▶ **RECORDS SHOWN**:
==============================
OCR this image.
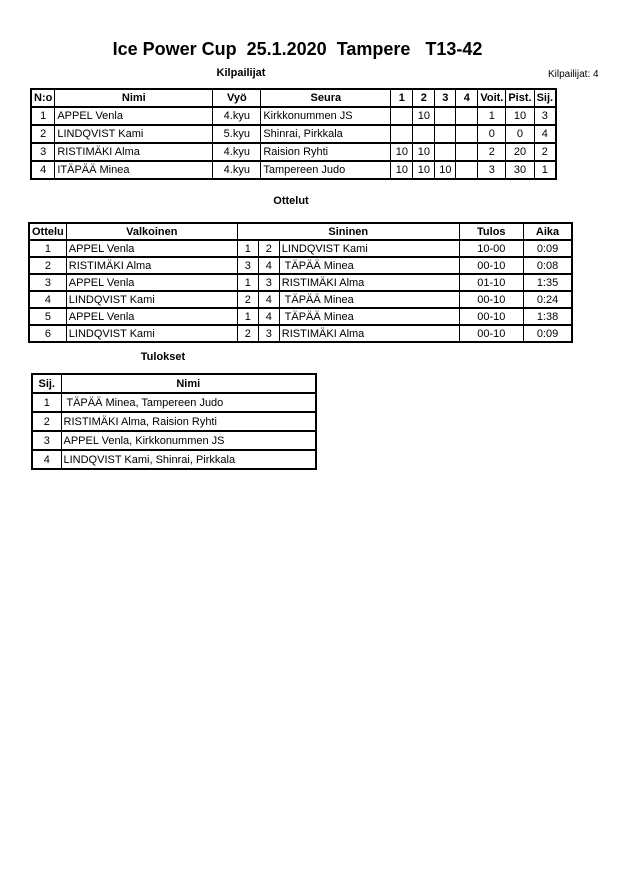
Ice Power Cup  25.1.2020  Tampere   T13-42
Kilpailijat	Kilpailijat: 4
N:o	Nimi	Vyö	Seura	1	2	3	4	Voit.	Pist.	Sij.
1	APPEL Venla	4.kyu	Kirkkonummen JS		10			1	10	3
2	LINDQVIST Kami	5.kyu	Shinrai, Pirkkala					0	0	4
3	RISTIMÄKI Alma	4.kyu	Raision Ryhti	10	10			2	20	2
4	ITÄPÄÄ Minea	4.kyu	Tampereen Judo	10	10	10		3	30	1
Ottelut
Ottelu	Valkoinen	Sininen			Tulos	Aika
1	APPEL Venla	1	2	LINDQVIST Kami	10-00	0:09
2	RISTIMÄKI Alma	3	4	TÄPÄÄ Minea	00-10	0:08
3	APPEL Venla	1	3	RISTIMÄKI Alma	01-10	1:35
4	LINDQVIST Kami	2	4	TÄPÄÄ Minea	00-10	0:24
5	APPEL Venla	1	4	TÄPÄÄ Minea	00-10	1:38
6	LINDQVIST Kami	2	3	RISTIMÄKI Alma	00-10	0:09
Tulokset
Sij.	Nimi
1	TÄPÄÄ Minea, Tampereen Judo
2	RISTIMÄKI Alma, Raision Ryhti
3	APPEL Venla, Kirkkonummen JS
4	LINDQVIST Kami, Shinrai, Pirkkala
==============================
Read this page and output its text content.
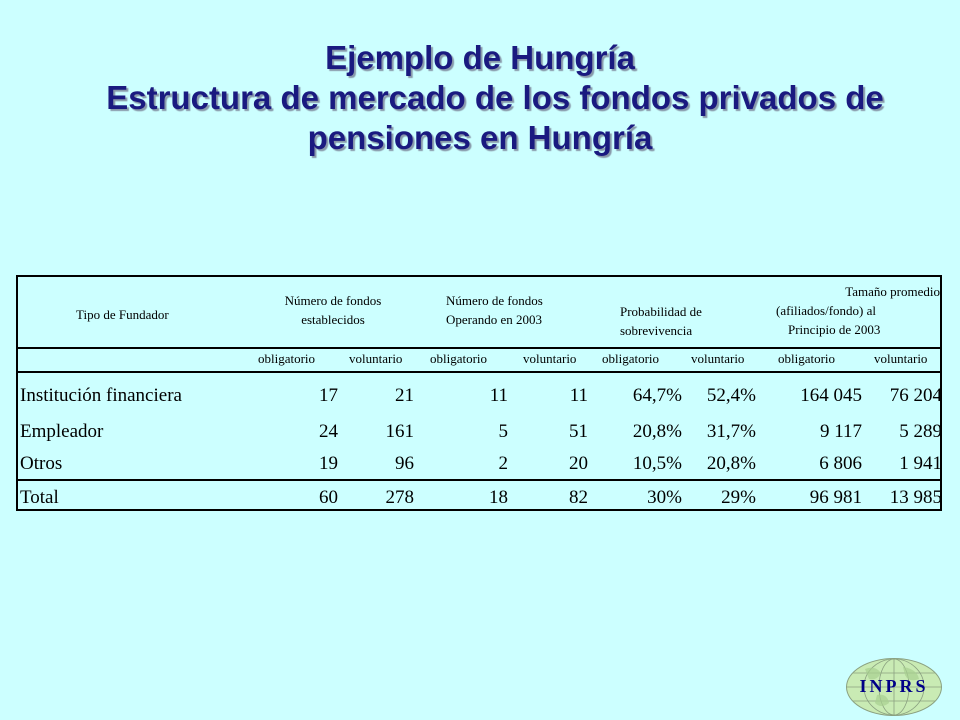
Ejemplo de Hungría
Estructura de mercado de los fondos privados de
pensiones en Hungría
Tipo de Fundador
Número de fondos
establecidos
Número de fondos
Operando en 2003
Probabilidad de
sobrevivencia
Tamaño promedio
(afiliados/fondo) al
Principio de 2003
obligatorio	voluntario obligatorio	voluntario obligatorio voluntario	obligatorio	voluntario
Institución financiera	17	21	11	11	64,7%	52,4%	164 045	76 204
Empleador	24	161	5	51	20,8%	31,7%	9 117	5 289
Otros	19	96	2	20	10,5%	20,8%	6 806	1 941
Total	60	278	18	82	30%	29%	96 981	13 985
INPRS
==============================
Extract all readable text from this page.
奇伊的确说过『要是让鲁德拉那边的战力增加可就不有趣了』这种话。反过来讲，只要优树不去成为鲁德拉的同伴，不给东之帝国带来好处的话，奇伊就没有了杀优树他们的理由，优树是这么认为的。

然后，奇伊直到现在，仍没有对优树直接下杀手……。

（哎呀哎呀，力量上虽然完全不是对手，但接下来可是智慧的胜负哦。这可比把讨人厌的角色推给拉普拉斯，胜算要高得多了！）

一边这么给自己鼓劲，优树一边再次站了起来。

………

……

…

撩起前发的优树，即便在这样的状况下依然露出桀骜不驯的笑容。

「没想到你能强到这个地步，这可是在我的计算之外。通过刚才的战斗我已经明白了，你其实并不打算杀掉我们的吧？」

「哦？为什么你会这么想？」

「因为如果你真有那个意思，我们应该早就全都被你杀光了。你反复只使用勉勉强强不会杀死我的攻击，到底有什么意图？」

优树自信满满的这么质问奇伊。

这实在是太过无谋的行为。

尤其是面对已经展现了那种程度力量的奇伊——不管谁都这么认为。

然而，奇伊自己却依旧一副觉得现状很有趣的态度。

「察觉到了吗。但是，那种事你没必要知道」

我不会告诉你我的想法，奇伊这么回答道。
==============================
▶ **DIRECTIONS FOR THIS TASK**: Search the data above for lines holding "page" and copy each of them.

▶ **ANSWER**:
Read this page and output its text content.
Extract all readable text from this page.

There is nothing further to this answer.